Hôtel (Apollinaire) (1940)

by Francis Poulenc (1899–1963)
Programme noteComposed 1940
~350 words · 365 words

Fêtes galantes (Aragon) (c1943)

C’est ainsi que tu es (Vilmorin) (c1940)

Voyage à Paris (Apollinaire) (1940)

Les chemins de l’amour (Anouilh) (1940)

Although he scarcely knew Guillaume Apollinaire - the poet died in 1918 of injuries sustained early in the First World War - Poulenc had little difficulty in setting him to music. A re-issue of Le Bestiaire stimulated him to write his first song cycle in 1918 and Apollinaire texts continued to be a source of inspiration for the next thirty-eight years, resulting in more than thirty mélodies (not to mention the comic opera based on his “drame surréal” Les mamelles de Tirésias). “It is with Apollinaire that I think I found my true song style,” the composer said.

RAW RECORDS:

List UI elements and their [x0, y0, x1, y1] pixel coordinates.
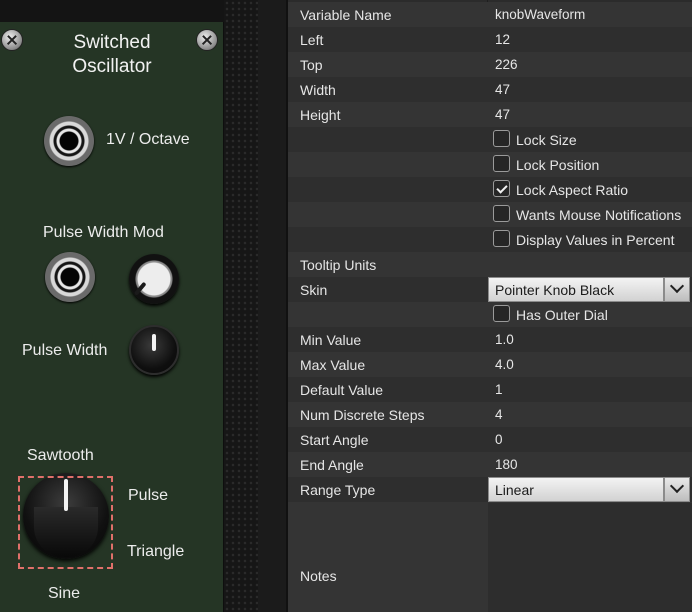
num-discrete-steps-field[interactable]: 4	[495, 407, 503, 422]
prop-row-width: Width 47	[288, 77, 692, 102]
pulse-width-mod-label: Pulse Width Mod	[43, 224, 164, 241]
knob-pointer	[133, 281, 147, 296]
pulse-width-mod-knob[interactable]	[129, 254, 179, 304]
prop-row-end-angle: End Angle 180	[288, 452, 692, 477]
prop-label: Max Value	[300, 357, 366, 373]
chevron-down-icon[interactable]	[664, 477, 690, 502]
canvas-top-strip	[0, 0, 224, 22]
prop-row-left: Left 12	[288, 27, 692, 52]
prop-row-has-outer-dial: Has Outer Dial	[288, 302, 692, 327]
design-canvas: Switched Oscillator 1V / Octave Pulse Wi…	[0, 0, 258, 612]
lock-position-label: Lock Position	[516, 157, 600, 173]
prop-row-top: Top 226	[288, 52, 692, 77]
prop-label: End Angle	[300, 457, 364, 473]
wants-mouse-notifications-checkbox[interactable]	[493, 205, 510, 222]
display-values-in-percent-checkbox[interactable]	[493, 230, 510, 247]
chevron-down-icon[interactable]	[664, 277, 690, 302]
prop-row-range-type: Range Type Linear	[288, 477, 692, 502]
prop-label: Range Type	[300, 482, 376, 498]
prop-label: Height	[300, 107, 341, 123]
module-panel[interactable]: Switched Oscillator 1V / Octave Pulse Wi…	[0, 22, 224, 612]
prop-label: Min Value	[300, 332, 362, 348]
lock-size-checkbox[interactable]	[493, 130, 510, 147]
prop-label: Start Angle	[300, 432, 369, 448]
prop-row-lock-aspect-ratio: Lock Aspect Ratio	[288, 177, 692, 202]
wants-mouse-notifications-label: Wants Mouse Notifications	[516, 207, 682, 223]
triangle-label: Triangle	[127, 543, 185, 560]
prop-row-default-value: Default Value 1	[288, 377, 692, 402]
sawtooth-label: Sawtooth	[27, 447, 94, 464]
prop-label: Variable Name	[300, 7, 392, 23]
notes-textarea[interactable]	[488, 503, 692, 612]
height-field[interactable]: 47	[495, 107, 510, 122]
pulse-width-label: Pulse Width	[22, 342, 108, 359]
lock-position-checkbox[interactable]	[493, 155, 510, 172]
end-angle-field[interactable]: 180	[495, 457, 518, 472]
prop-label: Left	[300, 32, 324, 48]
prop-row-max-value: Max Value 4.0	[288, 352, 692, 377]
screw-icon	[1, 29, 23, 51]
pulse-label: Pulse	[128, 487, 169, 504]
canvas-background	[224, 0, 258, 612]
property-inspector: Variable Name knobWaveform Left 12 Top 2…	[286, 0, 692, 612]
prop-label: Default Value	[300, 382, 384, 398]
prop-row-variable-name: Variable Name knobWaveform	[288, 2, 692, 27]
left-field[interactable]: 12	[495, 32, 510, 47]
skin-dropdown[interactable]: Pointer Knob Black	[488, 277, 664, 302]
prop-label: Top	[300, 57, 323, 73]
v-per-octave-label: 1V / Octave	[106, 131, 190, 148]
default-value-field[interactable]: 1	[495, 382, 503, 397]
prop-row-num-discrete-steps: Num Discrete Steps 4	[288, 402, 692, 427]
prop-label: Notes	[300, 568, 337, 584]
range-type-dropdown-value: Linear	[495, 482, 534, 498]
prop-label: Tooltip Units	[300, 257, 377, 273]
prop-row-start-angle: Start Angle 0	[288, 427, 692, 452]
prop-label: Num Discrete Steps	[300, 407, 425, 423]
module-title-line2: Oscillator	[72, 56, 152, 77]
prop-row-lock-position: Lock Position	[288, 152, 692, 177]
max-value-field[interactable]: 4.0	[495, 357, 514, 372]
pulse-width-mod-jack[interactable]	[45, 252, 95, 302]
screw-icon	[196, 29, 218, 51]
module-title-line1: Switched	[73, 32, 151, 53]
has-outer-dial-label: Has Outer Dial	[516, 307, 608, 323]
prop-row-tooltip-units: Tooltip Units	[288, 252, 692, 277]
lock-size-label: Lock Size	[516, 132, 577, 148]
start-angle-field[interactable]: 0	[495, 432, 503, 447]
prop-row-height: Height 47	[288, 102, 692, 127]
selection-outline[interactable]	[18, 476, 113, 569]
variable-name-field[interactable]: knobWaveform	[495, 7, 585, 22]
pulse-width-knob[interactable]	[129, 325, 179, 375]
prop-label: Width	[300, 82, 336, 98]
top-field[interactable]: 226	[495, 57, 518, 72]
lock-aspect-ratio-label: Lock Aspect Ratio	[516, 182, 629, 198]
lock-aspect-ratio-checkbox[interactable]	[493, 180, 510, 197]
range-type-dropdown[interactable]: Linear	[488, 477, 664, 502]
v-per-octave-jack[interactable]	[44, 116, 94, 166]
has-outer-dial-checkbox[interactable]	[493, 305, 510, 322]
prop-label: Skin	[300, 282, 328, 298]
knob-pointer	[152, 334, 156, 351]
sine-label: Sine	[48, 585, 81, 602]
width-field[interactable]: 47	[495, 82, 510, 97]
prop-row-display-values-in-percent: Display Values in Percent	[288, 227, 692, 252]
display-values-in-percent-label: Display Values in Percent	[516, 232, 675, 248]
prop-row-min-value: Min Value 1.0	[288, 327, 692, 352]
prop-row-lock-size: Lock Size	[288, 127, 692, 152]
prop-row-skin: Skin Pointer Knob Black	[288, 277, 692, 302]
min-value-field[interactable]: 1.0	[495, 332, 514, 347]
prop-row-wants-mouse-notifications: Wants Mouse Notifications	[288, 202, 692, 227]
skin-dropdown-value: Pointer Knob Black	[495, 282, 615, 298]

WRITTEN TASKS:
[a] According to the Poulenc note, what re-issue stimulated Poulenc to write his first song cycle in 1918?
[b] In the rows from the line with "407, 503, 422]" to the line with "7, 392, 23]", replace "chevron-down-icon" with "expand-icon" and leave everything else unchanged. Give only those lines.

FULL ANSWERS:
[a] A re-issue of Le Bestiaire.

[b]
num-discrete-steps-field[interactable]: 4	[495, 407, 503, 422]
prop-row-width: Width 47	[288, 77, 692, 102]
pulse-width-mod-label: Pulse Width Mod	[43, 224, 164, 241]
knob-pointer	[133, 281, 147, 296]
pulse-width-mod-knob[interactable]	[129, 254, 179, 304]
prop-row-end-angle: End Angle 180	[288, 452, 692, 477]
prop-label: Max Value	[300, 357, 366, 373]
expand-icon[interactable]	[664, 477, 690, 502]
canvas-top-strip	[0, 0, 224, 22]
prop-row-left: Left 12	[288, 27, 692, 52]
prop-row-has-outer-dial: Has Outer Dial	[288, 302, 692, 327]
design-canvas: Switched Oscillator 1V / Octave Pulse Wi…	[0, 0, 258, 612]
lock-position-label: Lock Position	[516, 157, 600, 173]
prop-row-top: Top 226	[288, 52, 692, 77]
prop-label: End Angle	[300, 457, 364, 473]
wants-mouse-notifications-checkbox[interactable]	[493, 205, 510, 222]
display-values-in-percent-checkbox[interactable]	[493, 230, 510, 247]
expand-icon[interactable]	[664, 277, 690, 302]
prop-row-range-type: Range Type Linear	[288, 477, 692, 502]
prop-label: Range Type	[300, 482, 376, 498]
prop-label: Height	[300, 107, 341, 123]
module-panel[interactable]: Switched Oscillator 1V / Octave Pulse Wi…	[0, 22, 224, 612]
prop-label: Min Value	[300, 332, 362, 348]
lock-size-checkbox[interactable]	[493, 130, 510, 147]
prop-label: Start Angle	[300, 432, 369, 448]
prop-row-lock-aspect-ratio: Lock Aspect Ratio	[288, 177, 692, 202]
wants-mouse-notifications-label: Wants Mouse Notifications	[516, 207, 682, 223]
triangle-label: Triangle	[127, 543, 185, 560]
prop-row-default-value: Default Value 1	[288, 377, 692, 402]
sawtooth-label: Sawtooth	[27, 447, 94, 464]
prop-label: Variable Name	[300, 7, 392, 23]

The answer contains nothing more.